═════ EXCERTO DO DOCUMENTO ═════

51.      Se estas condições estiverem preenchidas, o Estado‑Membro em questão será obrigado a assegurar a existência no direito nacional de disposições que permitam à vítima de um ato ilícito participar no processo penal de modo a poder, no âmbito desse processo, deduzir um pedido de indemnização adequada contra o(s) arguido(s). As pessoas coletivas também estão abrangidas.

52.      No n.° 36, supra, referi um acórdão da Corte Suprema di Cassazione para o qual o Governo italiano chamou a atenção do Tribunal de Justiça nas suas observações e que foi longamente discutido na audiência. Segundo esse acórdão, as vítimas de atos ilícitos com a participação de pessoas coletivas não podem, efetivamente, recorrer ao artigo 74.° do Código de Processo Penal para se constituírem parte civil num processo instaurado contra pessoas coletivas. No entanto, são, de facto, protegidas, uma vez que (1) podem intentar uma ação civil para reclamar o seu direito de ressarcimento contra essas pessoas e (2) podem invocar o artigo 83.° desse Código para reclamar o seu direito de ressarcimento no tribunal penal por outra via. A primeira destas — isto é, a possibilidade de intentar uma ação civil — não é pertinente para a presente discussão. Com efeito, o órgão jurisdicional de reenvio indicou que os prazos envolvidos nessa via podem ser longos (31). Se for assim, a proteção que a decisão‑quadro pretende conceder não será alcançada. Em contrapartida, a possibilidade de invocar o artigo 83.° do Código parece‑me ser potencialmente pertinente. Se essa é, de facto, uma via possível para as vítimas desses atos ilícitos, o facto de o direito italiano poder obstar a que estas se constituam parte civil nesse processo não afeta a questão de saber se a legislação nacional preenche as condições do artigo 9.°, n.° 1, da decisão‑quadro.

53.      As partes expressaram opiniões diferentes quanto à aplicabilidade desse acórdão ao processo principal. A resposta a essa questão incumbe ao órgão jurisdicional de reenvio.

═════ ITENS FORNECIDOS ═════

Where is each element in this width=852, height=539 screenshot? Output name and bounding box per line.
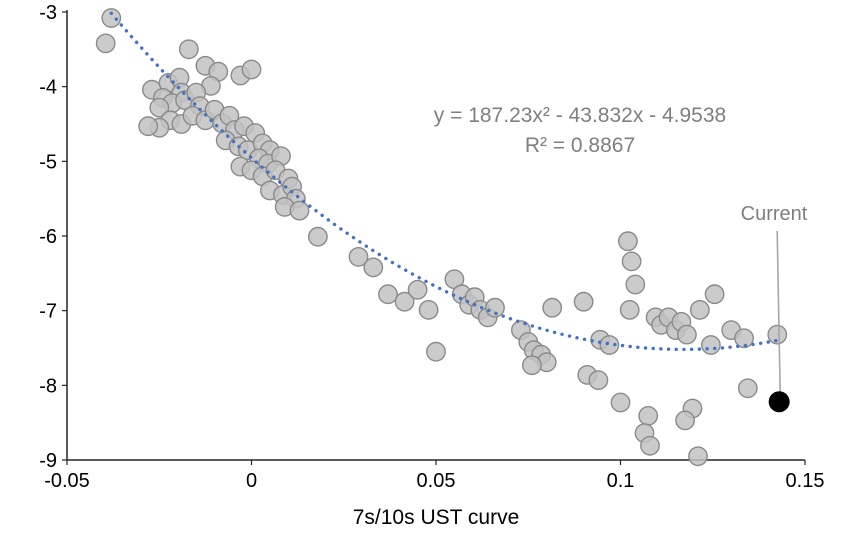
y-tick-label: -5	[39, 151, 57, 173]
scatter-point	[621, 251, 642, 272]
y-tick-label: -4	[39, 77, 57, 99]
scatter-point	[689, 299, 710, 320]
scatter-point	[178, 39, 199, 60]
scatter-point	[289, 200, 310, 221]
scatter-point	[378, 284, 398, 305]
scatter-point	[619, 299, 640, 320]
scatter-point	[734, 328, 754, 349]
current-leader-line	[776, 230, 781, 392]
scatter-point	[701, 335, 721, 355]
x-tick-label: 0	[246, 470, 257, 492]
x-tick-label: -0.05	[44, 470, 90, 492]
x-tick-label: 0.15	[786, 470, 825, 492]
y-tick-label: -7	[39, 301, 57, 323]
scatter-point	[407, 279, 428, 300]
scatter-point	[426, 341, 446, 362]
scatter-point	[363, 257, 384, 278]
scatter-point	[675, 410, 695, 431]
y-tick-label: -9	[39, 450, 57, 472]
scatter-point	[149, 97, 170, 118]
equation-text: y = 187.23x² - 43.832x - 4.9538	[433, 104, 727, 127]
scatter-point	[688, 446, 708, 467]
scatter-point	[138, 116, 159, 137]
scatter-point	[640, 435, 660, 456]
scatter-point	[677, 324, 697, 345]
scatter-point	[485, 297, 505, 318]
scatter-point	[542, 297, 563, 318]
current-annotation-label: Current	[740, 203, 808, 225]
scatter-point	[704, 284, 725, 305]
y-tick-label: -3	[39, 2, 57, 24]
scatter-point	[418, 299, 439, 320]
scatter-point	[767, 324, 788, 345]
scatter-point	[241, 59, 262, 80]
r-squared-text: R² = 0.8867	[524, 133, 636, 157]
scatter-point	[95, 33, 116, 54]
scatter-point	[625, 274, 646, 295]
scatter-point	[618, 231, 638, 252]
scatter-point	[101, 8, 122, 28]
scatter-point	[307, 226, 328, 247]
scatter-point	[737, 378, 758, 399]
y-tick-label: -8	[39, 375, 57, 397]
scatter-point	[638, 405, 659, 426]
scatter-point	[588, 370, 609, 390]
scatter-point	[599, 335, 620, 355]
x-tick-label: 0.05	[417, 470, 456, 492]
trendline	[109, 11, 783, 352]
scatter-point	[610, 392, 631, 413]
y-tick-label: -6	[39, 226, 57, 248]
x-axis-title: 7s/10s UST curve	[352, 506, 520, 529]
scatter-point	[573, 291, 594, 312]
scatter-point	[522, 355, 542, 376]
current-point	[768, 391, 790, 413]
scatter-point	[348, 246, 369, 267]
trendline-equation: y = 187.23x² - 43.832x - 4.9538 R² = 0.8…	[350, 101, 810, 161]
x-tick-label: 0.1	[607, 470, 635, 492]
scatter-point	[394, 291, 415, 312]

═════

TAREFAS E EXERCÍCIOS
1: No excerto sobre a decisão‑quadro, que artigo do Código de Processo Penal podem as vítimas invocar para reclamar o seu direito de ressarcimento no tribunal penal por outra via?
2: Por favor, prossiga o excerto sobre a decisão‑quadro a partir da última frase apresentada.
Os itens não têm qualquer ligação ao excerto sobre a decisão‑quadro.

RESPOSTAS POR TAREFA
1: O artigo 83.° do Código de Processo Penal.

2:
54.      À luz de todas as considerações anteriores, entendo que a regra geral estabelecida na primeira parte do artigo 9.°, n.° 1, da decisão‑quadro deve ser interpretada no sentido de que quando um Estado‑Membro prevê, na respetiva ordem jurídica nacional, a possibilidade de instaurar um processo por ato ilícito contra pessoas coletivas, o facto de essa ordem jurídica qualificar a responsabilidade por esse ato como «indireta e subsidiária» e/ou «administrativa» não dispensa o Estado‑Membro em causa da obrigação de aplicar esse artigo relativamente às pessoas coletivas quando (1) os critérios para a definição do ato ilícito são estabelecidos por referência às disposições do Código Penal (2) a responsabilidade por esse ato assenta essencialmente no facto de ter sido cometido um ato ilícito por uma pessoa singular e (3) o processo contra a pessoa coletiva é instaurado no tribunal penal, está sujeito às disposições do Código de Processo Penal e, em circunstâncias normais, é apenso ao processo contra a(s) pessoa(s) singular(es) que alegadamente perpetraram o ato ilícito em questão.

 Exceção

55.      A regra geral formulada no artigo 9.°, n.° 1, não se aplica «se a lei nacional prever que, em relação a determinados casos, a indemnização será efetuada noutro âmbito».

56.      Os Governos alemão e neerlandês alegam que a exceção se aplica ao processo principal. Quando as vítimas possam apresentar os seus pedidos contra as pessoas coletivas que alegadamente praticaram as infrações nos tribunais civis, os Estados‑Membros não estão obrigados a assegurar que esses pedidos sejam apresentados no âmbito do processo penal intentado contra essas pessoas.

57.      Não concordo.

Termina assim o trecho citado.